Given exercise 1: Copy out the listing from its first line up to and including the line with "candle-body xyxy=(706,334,711,454)".

Extract:
# # # # # # #

Verify the Trig Identity

**poolshark** · December 21st 2008, 02:45 PM

I've been working on this for a few hours... I have a mental block...

Verify the Identity:

[sin(2x)+sin(4x)] / [cos(2x) + cos(4x)] = tan(3x)

thanks so much, in advance

**TD!** · December 21st 2008, 02:47 PM

This should be easy if you can use Simpson's formulas (equations (1) and (3)) in the numerator and denominator...

**poolshark** · December 21st 2008, 02:55 PM

..working it...

**poolshark** · December 21st 2008, 03:09 PM

Very easy with Simpson's !!!!
Unfortunately, I'm in 11th grade Math and all we have to work with are sum/Difference/double angle identities... any more suggestions ???

**TD!** · December 21st 2008, 03:10 PM

It's indeed very easy with Simpson's.

If you can only use the multiple-angle formulas, I'm afraid it will be a bit more tricky. I don't see an elegant way just at first sight - you could reduce it all to angle x...

# # # # # # #

Given exercise 2: In the trig identity thread, what grade does poolshark say they are in for math?

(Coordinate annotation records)

# # # # # # #

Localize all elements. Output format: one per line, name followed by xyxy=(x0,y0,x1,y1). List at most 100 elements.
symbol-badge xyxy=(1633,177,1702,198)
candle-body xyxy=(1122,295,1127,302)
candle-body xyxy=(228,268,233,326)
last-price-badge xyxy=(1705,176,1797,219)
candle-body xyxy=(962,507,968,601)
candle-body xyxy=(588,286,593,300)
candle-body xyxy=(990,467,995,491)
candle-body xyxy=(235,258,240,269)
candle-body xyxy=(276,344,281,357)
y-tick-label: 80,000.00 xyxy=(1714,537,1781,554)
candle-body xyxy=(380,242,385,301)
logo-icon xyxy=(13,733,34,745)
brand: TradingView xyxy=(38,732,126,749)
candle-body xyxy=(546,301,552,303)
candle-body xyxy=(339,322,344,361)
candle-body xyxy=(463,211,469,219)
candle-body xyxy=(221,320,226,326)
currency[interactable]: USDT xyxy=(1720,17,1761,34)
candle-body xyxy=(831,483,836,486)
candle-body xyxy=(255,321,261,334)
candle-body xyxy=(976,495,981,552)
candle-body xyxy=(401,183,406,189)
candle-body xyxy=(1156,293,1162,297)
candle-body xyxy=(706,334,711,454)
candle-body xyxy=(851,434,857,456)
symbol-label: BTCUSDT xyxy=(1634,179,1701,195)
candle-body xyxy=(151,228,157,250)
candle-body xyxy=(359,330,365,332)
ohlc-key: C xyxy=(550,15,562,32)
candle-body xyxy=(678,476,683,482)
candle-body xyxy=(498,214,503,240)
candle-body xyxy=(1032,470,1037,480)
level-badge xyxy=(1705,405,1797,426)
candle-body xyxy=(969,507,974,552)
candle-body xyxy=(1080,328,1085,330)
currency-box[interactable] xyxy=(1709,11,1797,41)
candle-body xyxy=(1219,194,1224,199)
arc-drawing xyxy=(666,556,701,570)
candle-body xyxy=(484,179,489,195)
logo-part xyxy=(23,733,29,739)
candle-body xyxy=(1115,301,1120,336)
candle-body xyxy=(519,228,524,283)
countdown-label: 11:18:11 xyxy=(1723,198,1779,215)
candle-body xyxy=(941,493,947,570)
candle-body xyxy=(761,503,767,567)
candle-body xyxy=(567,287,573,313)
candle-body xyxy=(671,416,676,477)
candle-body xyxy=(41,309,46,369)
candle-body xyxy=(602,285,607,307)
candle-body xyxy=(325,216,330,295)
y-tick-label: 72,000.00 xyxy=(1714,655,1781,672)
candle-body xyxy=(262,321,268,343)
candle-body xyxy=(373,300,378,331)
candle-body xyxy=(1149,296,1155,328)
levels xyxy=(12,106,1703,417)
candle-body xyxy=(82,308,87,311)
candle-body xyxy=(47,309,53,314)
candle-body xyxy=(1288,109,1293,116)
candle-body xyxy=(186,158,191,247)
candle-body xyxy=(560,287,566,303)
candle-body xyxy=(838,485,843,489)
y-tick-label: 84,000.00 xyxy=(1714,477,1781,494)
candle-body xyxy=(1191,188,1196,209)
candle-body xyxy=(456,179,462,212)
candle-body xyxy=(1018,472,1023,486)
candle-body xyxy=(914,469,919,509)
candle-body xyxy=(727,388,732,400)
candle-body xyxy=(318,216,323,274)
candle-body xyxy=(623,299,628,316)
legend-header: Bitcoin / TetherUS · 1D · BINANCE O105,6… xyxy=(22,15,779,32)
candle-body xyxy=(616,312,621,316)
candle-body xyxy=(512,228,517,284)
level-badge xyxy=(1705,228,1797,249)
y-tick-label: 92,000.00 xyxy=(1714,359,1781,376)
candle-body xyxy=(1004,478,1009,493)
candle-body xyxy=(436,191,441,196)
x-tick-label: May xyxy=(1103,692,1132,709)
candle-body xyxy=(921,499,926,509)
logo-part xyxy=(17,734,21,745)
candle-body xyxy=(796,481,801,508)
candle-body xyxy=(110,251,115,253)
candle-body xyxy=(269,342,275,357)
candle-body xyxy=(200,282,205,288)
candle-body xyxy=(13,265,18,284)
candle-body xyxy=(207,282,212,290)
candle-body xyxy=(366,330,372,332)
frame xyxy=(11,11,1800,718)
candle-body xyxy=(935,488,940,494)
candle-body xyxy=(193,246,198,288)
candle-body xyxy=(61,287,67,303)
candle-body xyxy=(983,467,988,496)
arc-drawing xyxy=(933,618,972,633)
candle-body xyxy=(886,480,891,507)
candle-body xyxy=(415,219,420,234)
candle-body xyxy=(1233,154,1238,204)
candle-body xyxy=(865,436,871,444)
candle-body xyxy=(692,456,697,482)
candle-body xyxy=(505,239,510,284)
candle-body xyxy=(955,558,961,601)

# # # # # # #

Final result 1:
Localize all elements. Output format: one per line, name followed by xyxy=(x0,y0,x1,y1). List at most 100 elements.
symbol-badge xyxy=(1633,177,1702,198)
candle-body xyxy=(1122,295,1127,302)
candle-body xyxy=(228,268,233,326)
last-price-badge xyxy=(1705,176,1797,219)
candle-body xyxy=(962,507,968,601)
candle-body xyxy=(588,286,593,300)
candle-body xyxy=(990,467,995,491)
candle-body xyxy=(235,258,240,269)
candle-body xyxy=(276,344,281,357)
y-tick-label: 80,000.00 xyxy=(1714,537,1781,554)
candle-body xyxy=(380,242,385,301)
logo-icon xyxy=(13,733,34,745)
brand: TradingView xyxy=(38,732,126,749)
candle-body xyxy=(546,301,552,303)
candle-body xyxy=(339,322,344,361)
candle-body xyxy=(463,211,469,219)
candle-body xyxy=(221,320,226,326)
currency[interactable]: USDT xyxy=(1720,17,1761,34)
candle-body xyxy=(831,483,836,486)
candle-body xyxy=(255,321,261,334)
candle-body xyxy=(976,495,981,552)
candle-body xyxy=(401,183,406,189)
candle-body xyxy=(1156,293,1162,297)
candle-body xyxy=(706,334,711,454)

Final result 2: 11th grade